__Goal__. Reproduce the data below verbatim, from its first line through the line containing "entradas-row-label[interactable]: Inversionistas (acciones", with both of those lines included. Reproduce nothing beyond that line.
[Start Information given]
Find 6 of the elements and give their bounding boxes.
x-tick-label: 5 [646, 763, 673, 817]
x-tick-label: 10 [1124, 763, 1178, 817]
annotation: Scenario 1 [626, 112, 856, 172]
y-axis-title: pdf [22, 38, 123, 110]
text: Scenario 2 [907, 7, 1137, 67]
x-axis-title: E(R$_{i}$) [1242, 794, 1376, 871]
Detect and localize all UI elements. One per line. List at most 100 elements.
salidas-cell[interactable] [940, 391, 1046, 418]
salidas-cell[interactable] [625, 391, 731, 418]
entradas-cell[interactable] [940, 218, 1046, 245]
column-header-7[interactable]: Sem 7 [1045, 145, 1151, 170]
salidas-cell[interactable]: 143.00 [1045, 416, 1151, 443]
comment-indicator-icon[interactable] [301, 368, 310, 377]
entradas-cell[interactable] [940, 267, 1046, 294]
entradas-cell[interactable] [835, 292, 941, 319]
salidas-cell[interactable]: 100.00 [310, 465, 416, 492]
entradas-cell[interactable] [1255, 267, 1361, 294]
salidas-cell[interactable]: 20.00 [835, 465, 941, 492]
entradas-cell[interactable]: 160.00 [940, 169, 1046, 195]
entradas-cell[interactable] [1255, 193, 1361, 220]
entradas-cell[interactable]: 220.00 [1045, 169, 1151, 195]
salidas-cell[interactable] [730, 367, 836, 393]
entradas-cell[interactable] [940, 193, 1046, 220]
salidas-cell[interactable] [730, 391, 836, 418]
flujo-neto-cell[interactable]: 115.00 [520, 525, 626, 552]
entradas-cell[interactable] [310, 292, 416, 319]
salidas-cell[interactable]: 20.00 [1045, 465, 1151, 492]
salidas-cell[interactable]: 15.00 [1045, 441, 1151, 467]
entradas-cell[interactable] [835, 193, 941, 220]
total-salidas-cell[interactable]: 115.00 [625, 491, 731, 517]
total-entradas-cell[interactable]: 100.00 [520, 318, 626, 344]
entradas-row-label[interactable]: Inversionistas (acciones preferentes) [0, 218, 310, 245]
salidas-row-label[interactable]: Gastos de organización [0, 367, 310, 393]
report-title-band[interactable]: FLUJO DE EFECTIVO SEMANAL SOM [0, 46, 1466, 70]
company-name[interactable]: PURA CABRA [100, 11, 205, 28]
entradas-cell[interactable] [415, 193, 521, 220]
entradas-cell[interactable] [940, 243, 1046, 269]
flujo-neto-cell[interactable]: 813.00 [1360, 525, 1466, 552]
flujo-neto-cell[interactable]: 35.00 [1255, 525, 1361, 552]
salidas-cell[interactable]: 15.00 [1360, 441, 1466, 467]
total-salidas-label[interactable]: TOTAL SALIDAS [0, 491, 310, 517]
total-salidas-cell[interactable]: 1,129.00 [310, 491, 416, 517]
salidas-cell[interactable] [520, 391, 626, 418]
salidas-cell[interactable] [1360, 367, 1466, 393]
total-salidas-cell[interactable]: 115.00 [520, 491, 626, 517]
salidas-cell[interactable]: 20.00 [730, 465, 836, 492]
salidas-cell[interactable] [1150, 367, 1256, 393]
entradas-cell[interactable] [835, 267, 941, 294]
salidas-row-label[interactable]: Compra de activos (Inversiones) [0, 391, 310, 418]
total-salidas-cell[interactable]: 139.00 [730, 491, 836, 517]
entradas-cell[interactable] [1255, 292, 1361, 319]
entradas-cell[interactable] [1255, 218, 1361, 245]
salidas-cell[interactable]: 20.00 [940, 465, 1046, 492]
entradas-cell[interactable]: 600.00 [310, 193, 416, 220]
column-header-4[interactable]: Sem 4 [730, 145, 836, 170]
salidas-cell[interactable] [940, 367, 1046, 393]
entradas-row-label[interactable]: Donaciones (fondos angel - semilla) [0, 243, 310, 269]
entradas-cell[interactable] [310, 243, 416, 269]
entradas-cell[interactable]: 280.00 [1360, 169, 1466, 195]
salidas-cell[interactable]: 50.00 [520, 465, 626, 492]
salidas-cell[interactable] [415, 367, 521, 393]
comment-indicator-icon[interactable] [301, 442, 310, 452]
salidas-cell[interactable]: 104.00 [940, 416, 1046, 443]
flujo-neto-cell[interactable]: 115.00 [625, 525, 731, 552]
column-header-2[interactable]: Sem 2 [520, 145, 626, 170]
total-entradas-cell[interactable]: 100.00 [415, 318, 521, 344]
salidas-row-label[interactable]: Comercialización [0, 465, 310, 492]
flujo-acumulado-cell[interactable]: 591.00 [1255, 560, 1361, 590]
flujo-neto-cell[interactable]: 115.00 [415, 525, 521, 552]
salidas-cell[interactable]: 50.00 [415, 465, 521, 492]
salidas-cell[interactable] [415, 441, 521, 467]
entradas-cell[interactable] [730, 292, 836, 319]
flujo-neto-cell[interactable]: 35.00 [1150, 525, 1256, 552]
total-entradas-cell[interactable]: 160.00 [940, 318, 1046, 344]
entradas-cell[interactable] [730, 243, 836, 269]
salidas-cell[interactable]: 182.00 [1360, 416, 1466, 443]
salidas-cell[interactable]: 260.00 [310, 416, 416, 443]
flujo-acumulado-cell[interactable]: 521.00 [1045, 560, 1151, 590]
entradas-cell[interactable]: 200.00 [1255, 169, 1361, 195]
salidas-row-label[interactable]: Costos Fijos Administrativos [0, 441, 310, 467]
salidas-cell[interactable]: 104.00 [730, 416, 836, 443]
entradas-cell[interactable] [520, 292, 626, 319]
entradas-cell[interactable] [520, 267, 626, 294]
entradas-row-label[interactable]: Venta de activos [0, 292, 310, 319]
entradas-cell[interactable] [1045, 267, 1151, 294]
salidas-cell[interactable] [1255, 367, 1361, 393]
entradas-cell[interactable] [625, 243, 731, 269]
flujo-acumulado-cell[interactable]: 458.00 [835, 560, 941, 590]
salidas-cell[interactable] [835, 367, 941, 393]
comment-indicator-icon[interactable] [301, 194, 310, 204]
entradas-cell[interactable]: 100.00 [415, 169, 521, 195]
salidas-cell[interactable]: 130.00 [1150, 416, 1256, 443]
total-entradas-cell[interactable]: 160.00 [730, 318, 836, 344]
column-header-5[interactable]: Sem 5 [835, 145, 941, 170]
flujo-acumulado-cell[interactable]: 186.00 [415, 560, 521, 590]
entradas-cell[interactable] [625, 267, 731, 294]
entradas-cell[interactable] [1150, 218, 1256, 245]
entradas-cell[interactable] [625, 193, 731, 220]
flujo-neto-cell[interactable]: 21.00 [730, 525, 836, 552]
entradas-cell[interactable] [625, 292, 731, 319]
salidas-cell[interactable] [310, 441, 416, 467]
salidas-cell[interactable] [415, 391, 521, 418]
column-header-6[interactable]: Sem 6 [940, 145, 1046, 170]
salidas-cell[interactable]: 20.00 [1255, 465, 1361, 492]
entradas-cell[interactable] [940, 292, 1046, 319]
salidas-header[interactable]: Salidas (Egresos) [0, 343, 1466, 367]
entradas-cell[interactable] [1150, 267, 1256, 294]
[End Information given]
__Finished answer__.
Find 6 of the elements and give their bounding boxes.
x-tick-label: 5 [646, 763, 673, 817]
x-tick-label: 10 [1124, 763, 1178, 817]
annotation: Scenario 1 [626, 112, 856, 172]
y-axis-title: pdf [22, 38, 123, 110]
text: Scenario 2 [907, 7, 1137, 67]
x-axis-title: E(R$_{i}$) [1242, 794, 1376, 871]
Detect and localize all UI elements. One per line. List at most 100 elements.
salidas-cell[interactable] [940, 391, 1046, 418]
salidas-cell[interactable] [625, 391, 731, 418]
entradas-cell[interactable] [940, 218, 1046, 245]
column-header-7[interactable]: Sem 7 [1045, 145, 1151, 170]
salidas-cell[interactable]: 143.00 [1045, 416, 1151, 443]
comment-indicator-icon[interactable] [301, 368, 310, 377]
entradas-cell[interactable] [940, 267, 1046, 294]
entradas-cell[interactable] [835, 292, 941, 319]
salidas-cell[interactable]: 100.00 [310, 465, 416, 492]
entradas-cell[interactable] [1255, 267, 1361, 294]
salidas-cell[interactable]: 20.00 [835, 465, 941, 492]
entradas-cell[interactable]: 160.00 [940, 169, 1046, 195]
entradas-cell[interactable] [1255, 193, 1361, 220]
entradas-cell[interactable]: 220.00 [1045, 169, 1151, 195]
salidas-cell[interactable] [730, 367, 836, 393]
entradas-cell[interactable] [940, 193, 1046, 220]
salidas-cell[interactable] [730, 391, 836, 418]
flujo-neto-cell[interactable]: 115.00 [520, 525, 626, 552]
entradas-cell[interactable] [310, 292, 416, 319]
salidas-cell[interactable]: 20.00 [1045, 465, 1151, 492]
salidas-cell[interactable]: 15.00 [1045, 441, 1151, 467]
entradas-cell[interactable] [835, 193, 941, 220]
total-salidas-cell[interactable]: 115.00 [625, 491, 731, 517]
total-entradas-cell[interactable]: 100.00 [520, 318, 626, 344]
entradas-row-label[interactable]: Inversionistas (acciones preferentes) [0, 218, 310, 245]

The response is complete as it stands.